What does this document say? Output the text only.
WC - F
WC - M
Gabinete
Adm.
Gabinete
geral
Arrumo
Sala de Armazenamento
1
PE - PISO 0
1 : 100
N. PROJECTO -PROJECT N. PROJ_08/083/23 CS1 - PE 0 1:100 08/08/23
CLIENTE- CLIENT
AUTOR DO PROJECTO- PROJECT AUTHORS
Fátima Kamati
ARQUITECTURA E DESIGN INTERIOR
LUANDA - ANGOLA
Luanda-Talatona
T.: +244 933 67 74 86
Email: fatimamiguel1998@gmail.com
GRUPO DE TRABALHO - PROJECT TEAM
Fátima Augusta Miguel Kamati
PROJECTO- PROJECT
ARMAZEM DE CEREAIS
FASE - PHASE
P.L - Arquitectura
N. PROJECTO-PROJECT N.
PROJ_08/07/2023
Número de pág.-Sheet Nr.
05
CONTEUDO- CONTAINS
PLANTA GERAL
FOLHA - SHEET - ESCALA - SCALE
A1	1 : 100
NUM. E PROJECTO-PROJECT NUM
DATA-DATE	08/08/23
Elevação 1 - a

§ **WHAT THE TASK REQUIRES**
Reproduce each record shown above without altering a single word.

§ **REPLY**
What does this document say? Output the text only.
WC - F
WC - M
Gabinete
Adm.
Gabinete
geral
Arrumo
Sala de Armazenamento
1
PE - PISO 0
1 : 100
N. PROJECTO -PROJECT N. PROJ_08/083/23 CS1 - PE 0 1:100 08/08/23
CLIENTE- CLIENT
AUTOR DO PROJECTO- PROJECT AUTHORS
Fátima Kamati
ARQUITECTURA E DESIGN INTERIOR
LUANDA - ANGOLA
Luanda-Talatona
T.: +244 933 67 74 86
Email: fatimamiguel1998@gmail.com
GRUPO DE TRABALHO - PROJECT TEAM
Fátima Augusta Miguel Kamati
PROJECTO- PROJECT
ARMAZEM DE CEREAIS
FASE - PHASE
P.L - Arquitectura
N. PROJECTO-PROJECT N.
PROJ_08/07/2023
Número de pág.-Sheet Nr.
05
CONTEUDO- CONTAINS
PLANTA GERAL
FOLHA - SHEET - ESCALA - SCALE
A1	1 : 100
NUM. E PROJECTO-PROJECT NUM
DATA-DATE	08/08/23
Elevação 1 - a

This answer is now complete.